DESCRIPTION OF THE TASK: Skip the pictures and quote all of the lines exactly.

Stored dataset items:
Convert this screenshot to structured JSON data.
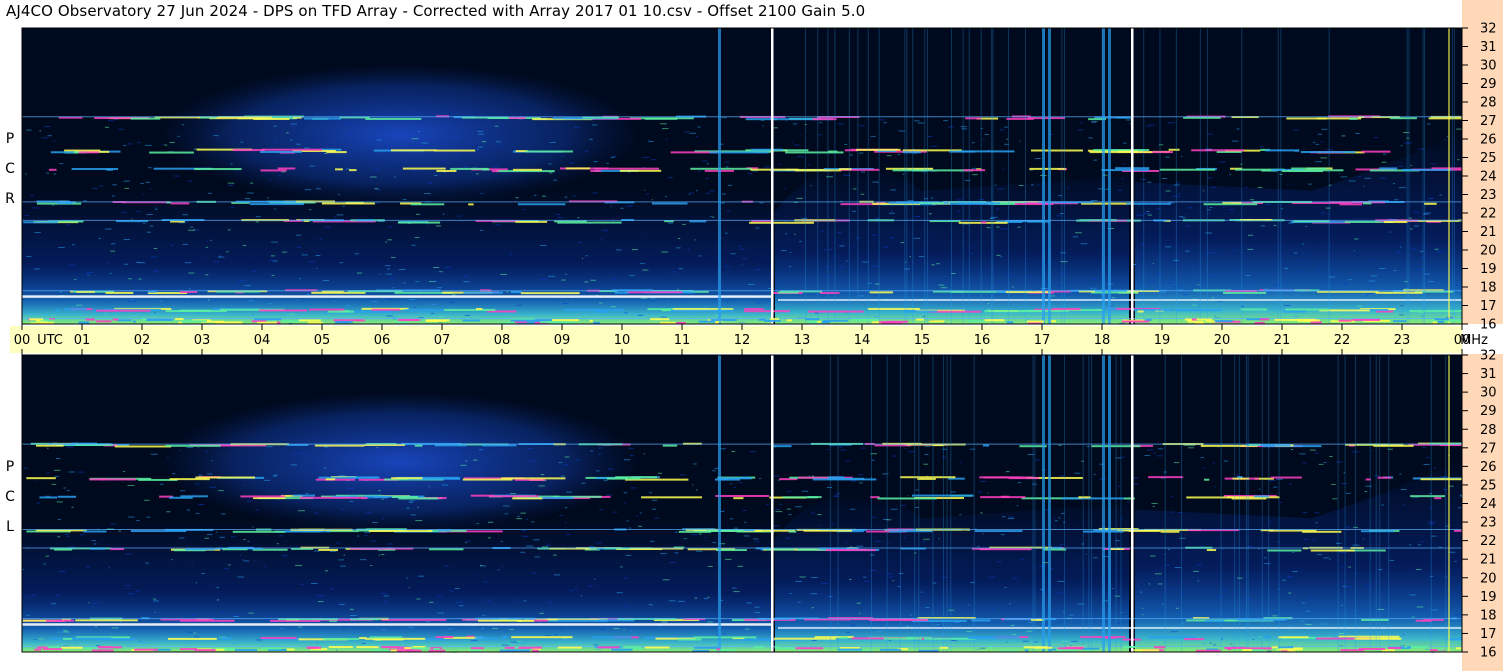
{
  "title": "AJ4CO Observatory  27 Jun 2024  -  DPS on TFD Array  -  Corrected with Array 2017 01 10.csv  -  Offset 2100  Gain 5.0",
  "chart_data": {
    "type": "heatmap",
    "panels": [
      {
        "name": "RCP",
        "label_letters": [
          "P",
          "C",
          "R"
        ]
      },
      {
        "name": "LCP",
        "label_letters": [
          "P",
          "C",
          "L"
        ]
      }
    ],
    "x_axis": {
      "unit_label": "UTC",
      "ticks": [
        "00",
        "01",
        "02",
        "03",
        "04",
        "05",
        "06",
        "07",
        "08",
        "09",
        "10",
        "11",
        "12",
        "13",
        "14",
        "15",
        "16",
        "17",
        "18",
        "19",
        "20",
        "21",
        "22",
        "23",
        "00"
      ],
      "range_hours": [
        0,
        24
      ]
    },
    "y_axis": {
      "unit_label": "MHz",
      "ticks": [
        "32",
        "31",
        "30",
        "29",
        "28",
        "27",
        "26",
        "25",
        "24",
        "23",
        "22",
        "21",
        "20",
        "19",
        "18",
        "17",
        "16"
      ],
      "range_mhz": [
        16,
        32
      ]
    },
    "features": {
      "data_gaps_utc": [
        12.5,
        18.5
      ],
      "broadband_interference_utc": [
        11.6,
        17.0,
        17.1,
        18.0,
        18.1
      ],
      "persistent_bands_mhz": [
        27.2,
        22.6,
        21.6,
        17.8,
        16.8,
        24.4,
        25.4
      ]
    },
    "colors": {
      "background": "#000a1e",
      "low": "#0a3cc8",
      "mid": "#28a0f0",
      "high": "#5cf0a0",
      "peak": "#ffff50",
      "outlier": "#ff40c0",
      "axis_strip": "#ffffc0",
      "freq_strip": "#ffd8b8"
    },
    "grid": "off",
    "legend": "none"
  }
}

FINAL ANSWER:
Convert this screenshot to structured JSON data.
{
  "title": "AJ4CO Observatory  27 Jun 2024  -  DPS on TFD Array  -  Corrected with Array 2017 01 10.csv  -  Offset 2100  Gain 5.0",
  "chart_data": {
    "type": "heatmap",
    "panels": [
      {
        "name": "RCP",
        "label_letters": [
          "P",
          "C",
          "R"
        ]
      },
      {
        "name": "LCP",
        "label_letters": [
          "P",
          "C",
          "L"
        ]
      }
    ],
    "x_axis": {
      "unit_label": "UTC",
      "ticks": [
        "00",
        "01",
        "02",
        "03",
        "04",
        "05",
        "06",
        "07",
        "08",
        "09",
        "10",
        "11",
        "12",
        "13",
        "14",
        "15",
        "16",
        "17",
        "18",
        "19",
        "20",
        "21",
        "22",
        "23",
        "00"
      ],
      "range_hours": [
        0,
        24
      ]
    },
    "y_axis": {
      "unit_label": "MHz",
      "ticks": [
        "32",
        "31",
        "30",
        "29",
        "28",
        "27",
        "26",
        "25",
        "24",
        "23",
        "22",
        "21",
        "20",
        "19",
        "18",
        "17",
        "16"
      ],
      "range_mhz": [
        16,
        32
      ]
    },
    "features": {
      "data_gaps_utc": [
        12.5,
        18.5
      ],
      "broadband_interference_utc": [
        11.6,
        17.0,
        17.1,
        18.0,
        18.1
      ],
      "persistent_bands_mhz": [
        27.2,
        22.6,
        21.6,
        17.8,
        16.8,
        24.4,
        25.4
      ]
    },
    "colors": {
      "background": "#000a1e",
      "low": "#0a3cc8",
      "mid": "#28a0f0",
      "high": "#5cf0a0",
      "peak": "#ffff50",
      "outlier": "#ff40c0",
      "axis_strip": "#ffffc0",
      "freq_strip": "#ffd8b8"
    },
    "grid": "off",
    "legend": "none"
  }
}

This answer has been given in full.